WRITTEN INSTRUCTION — Render the listing as a Markdown table with the columns "Row" and "Line", beginning with the first line of the listing and ending after the line containing "left-x-axis-title: Agent’s Payoff, W". Leave out blank lines.

--- --- ---

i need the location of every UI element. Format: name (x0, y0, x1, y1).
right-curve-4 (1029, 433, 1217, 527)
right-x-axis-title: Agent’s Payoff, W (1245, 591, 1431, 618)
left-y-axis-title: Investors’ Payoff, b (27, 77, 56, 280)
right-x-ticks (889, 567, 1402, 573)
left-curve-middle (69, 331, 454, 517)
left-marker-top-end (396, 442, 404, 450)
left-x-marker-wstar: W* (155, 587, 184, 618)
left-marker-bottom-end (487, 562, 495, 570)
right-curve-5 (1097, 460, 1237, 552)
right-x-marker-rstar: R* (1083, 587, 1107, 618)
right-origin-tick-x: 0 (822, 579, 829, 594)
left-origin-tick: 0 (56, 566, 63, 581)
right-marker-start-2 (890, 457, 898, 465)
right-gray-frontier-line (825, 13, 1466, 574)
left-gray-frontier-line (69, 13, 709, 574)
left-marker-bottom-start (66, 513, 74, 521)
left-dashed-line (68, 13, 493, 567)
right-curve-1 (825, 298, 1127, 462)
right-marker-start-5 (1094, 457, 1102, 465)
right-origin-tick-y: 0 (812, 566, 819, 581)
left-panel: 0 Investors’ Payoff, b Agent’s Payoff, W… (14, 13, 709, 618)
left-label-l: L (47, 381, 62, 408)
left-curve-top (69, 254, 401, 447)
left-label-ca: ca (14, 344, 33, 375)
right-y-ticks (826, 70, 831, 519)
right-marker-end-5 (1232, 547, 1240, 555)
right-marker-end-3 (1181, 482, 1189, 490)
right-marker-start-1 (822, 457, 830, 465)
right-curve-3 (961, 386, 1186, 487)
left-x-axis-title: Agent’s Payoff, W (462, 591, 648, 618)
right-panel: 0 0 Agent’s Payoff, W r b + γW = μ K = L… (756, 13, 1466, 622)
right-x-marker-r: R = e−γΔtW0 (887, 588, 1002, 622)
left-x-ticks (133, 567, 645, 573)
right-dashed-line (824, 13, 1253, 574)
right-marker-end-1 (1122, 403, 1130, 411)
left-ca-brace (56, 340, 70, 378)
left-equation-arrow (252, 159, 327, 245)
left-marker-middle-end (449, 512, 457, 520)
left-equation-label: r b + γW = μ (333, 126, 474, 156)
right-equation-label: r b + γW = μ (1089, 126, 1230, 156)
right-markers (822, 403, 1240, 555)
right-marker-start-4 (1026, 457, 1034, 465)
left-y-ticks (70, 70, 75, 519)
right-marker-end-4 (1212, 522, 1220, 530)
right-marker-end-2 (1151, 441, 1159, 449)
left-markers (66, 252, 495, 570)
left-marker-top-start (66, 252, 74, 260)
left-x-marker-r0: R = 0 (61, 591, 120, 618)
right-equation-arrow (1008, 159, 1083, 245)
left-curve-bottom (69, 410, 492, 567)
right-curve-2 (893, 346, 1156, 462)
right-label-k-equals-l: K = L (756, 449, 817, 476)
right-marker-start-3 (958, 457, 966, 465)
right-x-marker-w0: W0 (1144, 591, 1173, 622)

--- --- ---

REPLY TO THE EXERCISE —
| Row | Line |
|---|---|
| 1 | i need the location of every UI element. Format: name (x0, y0, x1, y1). |
| 2 | right-curve-4 (1029, 433, 1217, 527) |
| 3 | right-x-axis-title: Agent’s Payoff, W (1245, 591, 1431, 618) |
| 4 | left-y-axis-title: Investors’ Payoff, b (27, 77, 56, 280) |
| 5 | right-x-ticks (889, 567, 1402, 573) |
| 6 | left-curve-middle (69, 331, 454, 517) |
| 7 | left-marker-top-end (396, 442, 404, 450) |
| 8 | left-x-marker-wstar: W* (155, 587, 184, 618) |
| 9 | left-marker-bottom-end (487, 562, 495, 570) |
| 10 | right-curve-5 (1097, 460, 1237, 552) |
| 11 | right-x-marker-rstar: R* (1083, 587, 1107, 618) |
| 12 | right-origin-tick-x: 0 (822, 579, 829, 594) |
| 13 | left-origin-tick: 0 (56, 566, 63, 581) |
| 14 | right-marker-start-2 (890, 457, 898, 465) |
| 15 | right-gray-frontier-line (825, 13, 1466, 574) |
| 16 | left-gray-frontier-line (69, 13, 709, 574) |
| 17 | left-marker-bottom-start (66, 513, 74, 521) |
| 18 | left-dashed-line (68, 13, 493, 567) |
| 19 | right-curve-1 (825, 298, 1127, 462) |
| 20 | right-marker-start-5 (1094, 457, 1102, 465) |
| 21 | right-origin-tick-y: 0 (812, 566, 819, 581) |
| 22 | left-panel: 0 Investors’ Payoff, b Agent’s Payoff, W… (14, 13, 709, 618) |
| 23 | left-label-l: L (47, 381, 62, 408) |
| 24 | left-curve-top (69, 254, 401, 447) |
| 25 | left-label-ca: ca (14, 344, 33, 375) |
| 26 | right-y-ticks (826, 70, 831, 519) |
| 27 | right-marker-end-5 (1232, 547, 1240, 555) |
| 28 | right-marker-end-3 (1181, 482, 1189, 490) |
| 29 | right-marker-start-1 (822, 457, 830, 465) |
| 30 | right-curve-3 (961, 386, 1186, 487) |
| 31 | left-x-axis-title: Agent’s Payoff, W (462, 591, 648, 618) |